▸ Required work
Reproduce every record below exactly as it appears.

[Data records]
┄┄┄┄┄┄┄┄┄┄

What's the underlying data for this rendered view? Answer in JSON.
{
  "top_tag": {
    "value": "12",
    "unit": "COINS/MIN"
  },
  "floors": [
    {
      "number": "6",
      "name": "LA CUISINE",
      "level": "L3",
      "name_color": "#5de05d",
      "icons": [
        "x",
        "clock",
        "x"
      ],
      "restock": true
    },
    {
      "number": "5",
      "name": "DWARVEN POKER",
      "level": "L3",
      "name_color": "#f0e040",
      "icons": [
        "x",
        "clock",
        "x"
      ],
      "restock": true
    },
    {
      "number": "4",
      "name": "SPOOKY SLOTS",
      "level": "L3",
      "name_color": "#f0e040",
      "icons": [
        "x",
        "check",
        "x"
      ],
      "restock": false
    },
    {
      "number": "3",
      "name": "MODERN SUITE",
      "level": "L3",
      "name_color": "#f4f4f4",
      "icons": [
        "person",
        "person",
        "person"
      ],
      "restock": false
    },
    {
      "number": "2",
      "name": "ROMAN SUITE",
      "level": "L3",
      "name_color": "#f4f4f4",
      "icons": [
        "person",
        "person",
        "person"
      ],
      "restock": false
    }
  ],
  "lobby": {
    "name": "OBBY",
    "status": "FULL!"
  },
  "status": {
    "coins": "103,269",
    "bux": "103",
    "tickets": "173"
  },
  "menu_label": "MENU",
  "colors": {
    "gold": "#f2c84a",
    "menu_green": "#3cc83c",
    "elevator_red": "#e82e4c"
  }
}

┄┄┄┄┄┄┄┄┄┄

▸ Output of the task
What's the underlying data for this rendered view? Answer in JSON.
{
  "top_tag": {
    "value": "12",
    "unit": "COINS/MIN"
  },
  "floors": [
    {
      "number": "6",
      "name": "LA CUISINE",
      "level": "L3",
      "name_color": "#5de05d",
      "icons": [
        "x",
        "clock",
        "x"
      ],
      "restock": true
    },
    {
      "number": "5",
      "name": "DWARVEN POKER",
      "level": "L3",
      "name_color": "#f0e040",
      "icons": [
        "x",
        "clock",
        "x"
      ],
      "restock": true
    },
    {
      "number": "4",
      "name": "SPOOKY SLOTS",
      "level": "L3",
      "name_color": "#f0e040",
      "icons": [
        "x",
        "check",
        "x"
      ],
      "restock": false
    },
    {
      "number": "3",
      "name": "MODERN SUITE",
      "level": "L3",
      "name_color": "#f4f4f4",
      "icons": [
        "person",
        "person",
        "person"
      ],
      "restock": false
    },
    {
      "number": "2",
      "name": "ROMAN SUITE",
      "level": "L3",
      "name_color": "#f4f4f4",
      "icons": [
        "person",
        "person",
        "person"
      ],
      "restock": false
    }
  ],
  "lobby": {
    "name": "OBBY",
    "status": "FULL!"
  },
  "status": {
    "coins": "103,269",
    "bux": "103",
    "tickets": "173"
  },
  "menu_label": "MENU",
  "colors": {
    "gold": "#f2c84a",
    "menu_green": "#3cc83c",
    "elevator_red": "#e82e4c"
  }
}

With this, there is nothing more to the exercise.